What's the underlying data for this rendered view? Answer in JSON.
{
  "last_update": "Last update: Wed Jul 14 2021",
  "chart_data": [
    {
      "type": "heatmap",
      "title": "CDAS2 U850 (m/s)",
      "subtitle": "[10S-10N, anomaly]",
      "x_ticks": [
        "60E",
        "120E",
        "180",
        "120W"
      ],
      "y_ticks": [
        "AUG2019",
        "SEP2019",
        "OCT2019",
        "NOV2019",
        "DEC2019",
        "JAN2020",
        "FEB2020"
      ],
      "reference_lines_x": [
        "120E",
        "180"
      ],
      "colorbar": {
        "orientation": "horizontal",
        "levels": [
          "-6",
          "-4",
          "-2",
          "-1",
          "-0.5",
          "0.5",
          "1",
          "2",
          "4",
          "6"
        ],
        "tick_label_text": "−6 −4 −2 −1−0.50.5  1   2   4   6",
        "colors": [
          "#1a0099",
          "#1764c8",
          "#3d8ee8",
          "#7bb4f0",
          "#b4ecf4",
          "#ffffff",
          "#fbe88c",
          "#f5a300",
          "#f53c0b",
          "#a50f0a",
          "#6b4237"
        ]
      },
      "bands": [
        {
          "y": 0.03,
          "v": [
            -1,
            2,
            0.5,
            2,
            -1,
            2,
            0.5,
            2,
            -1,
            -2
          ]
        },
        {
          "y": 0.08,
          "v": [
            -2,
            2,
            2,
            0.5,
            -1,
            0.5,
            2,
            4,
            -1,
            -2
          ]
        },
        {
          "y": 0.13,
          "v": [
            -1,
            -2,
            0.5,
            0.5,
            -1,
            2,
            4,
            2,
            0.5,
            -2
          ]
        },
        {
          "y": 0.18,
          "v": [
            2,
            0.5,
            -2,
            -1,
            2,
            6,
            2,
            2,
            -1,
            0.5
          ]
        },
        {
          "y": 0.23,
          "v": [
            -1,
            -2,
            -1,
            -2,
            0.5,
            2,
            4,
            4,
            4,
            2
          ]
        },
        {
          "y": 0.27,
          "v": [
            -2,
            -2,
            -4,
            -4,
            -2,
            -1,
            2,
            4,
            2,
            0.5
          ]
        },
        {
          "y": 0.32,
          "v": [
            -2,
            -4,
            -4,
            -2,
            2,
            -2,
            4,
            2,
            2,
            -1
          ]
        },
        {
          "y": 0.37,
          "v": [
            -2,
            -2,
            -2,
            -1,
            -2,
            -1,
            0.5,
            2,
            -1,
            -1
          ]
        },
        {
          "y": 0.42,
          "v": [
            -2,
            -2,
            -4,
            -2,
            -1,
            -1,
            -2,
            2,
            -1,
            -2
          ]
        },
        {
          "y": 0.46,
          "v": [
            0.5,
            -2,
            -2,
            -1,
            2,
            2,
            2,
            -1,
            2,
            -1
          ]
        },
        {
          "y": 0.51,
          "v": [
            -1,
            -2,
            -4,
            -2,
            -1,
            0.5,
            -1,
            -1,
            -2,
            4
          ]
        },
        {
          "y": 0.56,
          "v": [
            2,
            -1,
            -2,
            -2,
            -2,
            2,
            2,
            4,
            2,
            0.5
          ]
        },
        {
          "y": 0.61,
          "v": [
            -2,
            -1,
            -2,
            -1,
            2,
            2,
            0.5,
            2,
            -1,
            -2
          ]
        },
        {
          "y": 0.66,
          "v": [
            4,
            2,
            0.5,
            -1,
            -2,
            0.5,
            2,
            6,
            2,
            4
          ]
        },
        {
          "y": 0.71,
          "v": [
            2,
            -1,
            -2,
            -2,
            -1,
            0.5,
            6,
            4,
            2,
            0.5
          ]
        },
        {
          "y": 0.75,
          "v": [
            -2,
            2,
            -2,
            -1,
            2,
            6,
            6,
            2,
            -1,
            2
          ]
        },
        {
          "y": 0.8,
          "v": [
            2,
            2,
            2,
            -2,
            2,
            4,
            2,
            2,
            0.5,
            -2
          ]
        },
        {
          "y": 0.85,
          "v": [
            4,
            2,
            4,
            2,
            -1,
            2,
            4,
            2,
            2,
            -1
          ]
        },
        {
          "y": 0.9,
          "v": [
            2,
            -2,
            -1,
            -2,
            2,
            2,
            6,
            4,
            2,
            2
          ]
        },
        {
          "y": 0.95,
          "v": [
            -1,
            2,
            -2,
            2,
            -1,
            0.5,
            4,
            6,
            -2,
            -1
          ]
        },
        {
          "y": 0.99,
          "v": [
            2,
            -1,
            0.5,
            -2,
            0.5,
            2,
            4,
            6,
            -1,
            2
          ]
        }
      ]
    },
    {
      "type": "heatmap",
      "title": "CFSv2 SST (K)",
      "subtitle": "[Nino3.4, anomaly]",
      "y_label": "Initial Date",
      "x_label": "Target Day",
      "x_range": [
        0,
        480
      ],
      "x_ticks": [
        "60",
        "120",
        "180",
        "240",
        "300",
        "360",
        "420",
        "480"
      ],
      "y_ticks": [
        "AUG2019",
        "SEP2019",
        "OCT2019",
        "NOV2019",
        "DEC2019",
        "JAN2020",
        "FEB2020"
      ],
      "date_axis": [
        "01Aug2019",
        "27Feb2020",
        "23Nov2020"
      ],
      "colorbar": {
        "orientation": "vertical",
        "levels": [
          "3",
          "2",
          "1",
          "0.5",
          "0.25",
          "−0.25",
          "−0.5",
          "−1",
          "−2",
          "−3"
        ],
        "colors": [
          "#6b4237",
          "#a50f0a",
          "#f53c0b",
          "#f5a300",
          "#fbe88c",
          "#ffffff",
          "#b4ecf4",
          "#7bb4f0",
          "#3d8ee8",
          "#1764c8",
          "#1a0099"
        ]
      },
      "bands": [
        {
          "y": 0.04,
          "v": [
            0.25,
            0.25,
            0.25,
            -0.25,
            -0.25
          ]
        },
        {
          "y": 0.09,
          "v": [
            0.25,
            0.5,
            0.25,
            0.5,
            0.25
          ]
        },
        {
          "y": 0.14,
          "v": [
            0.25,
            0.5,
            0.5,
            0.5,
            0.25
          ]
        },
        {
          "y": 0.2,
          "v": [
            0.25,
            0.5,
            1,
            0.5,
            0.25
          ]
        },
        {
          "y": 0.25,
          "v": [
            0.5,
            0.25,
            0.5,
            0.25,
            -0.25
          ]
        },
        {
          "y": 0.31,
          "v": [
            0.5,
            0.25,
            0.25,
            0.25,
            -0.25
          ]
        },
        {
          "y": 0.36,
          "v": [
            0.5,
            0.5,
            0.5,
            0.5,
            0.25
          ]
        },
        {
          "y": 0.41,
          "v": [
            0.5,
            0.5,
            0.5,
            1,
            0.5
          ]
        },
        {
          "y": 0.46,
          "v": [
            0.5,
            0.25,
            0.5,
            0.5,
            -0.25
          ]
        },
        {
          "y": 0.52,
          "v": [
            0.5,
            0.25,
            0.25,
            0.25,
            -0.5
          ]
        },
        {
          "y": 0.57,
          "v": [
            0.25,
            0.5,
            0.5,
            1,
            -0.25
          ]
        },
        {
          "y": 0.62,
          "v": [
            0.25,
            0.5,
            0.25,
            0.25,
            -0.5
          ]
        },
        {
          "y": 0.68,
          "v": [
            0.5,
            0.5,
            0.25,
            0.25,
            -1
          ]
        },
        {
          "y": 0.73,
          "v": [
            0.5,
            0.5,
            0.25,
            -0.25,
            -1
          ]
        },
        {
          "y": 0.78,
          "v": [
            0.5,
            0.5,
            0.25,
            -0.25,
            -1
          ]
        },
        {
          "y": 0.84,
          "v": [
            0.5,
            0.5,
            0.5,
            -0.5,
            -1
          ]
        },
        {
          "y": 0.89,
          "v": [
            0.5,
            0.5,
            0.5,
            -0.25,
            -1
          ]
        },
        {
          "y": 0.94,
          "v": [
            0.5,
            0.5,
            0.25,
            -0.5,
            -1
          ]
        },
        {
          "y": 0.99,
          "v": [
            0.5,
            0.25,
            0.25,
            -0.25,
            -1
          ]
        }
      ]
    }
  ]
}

+++++

Aim of the task> Check each line of the entries above for the word "orientation". List the ones that have it.

Solved problem>
        "orientation": "horizontal",
        "orientation": "vertical",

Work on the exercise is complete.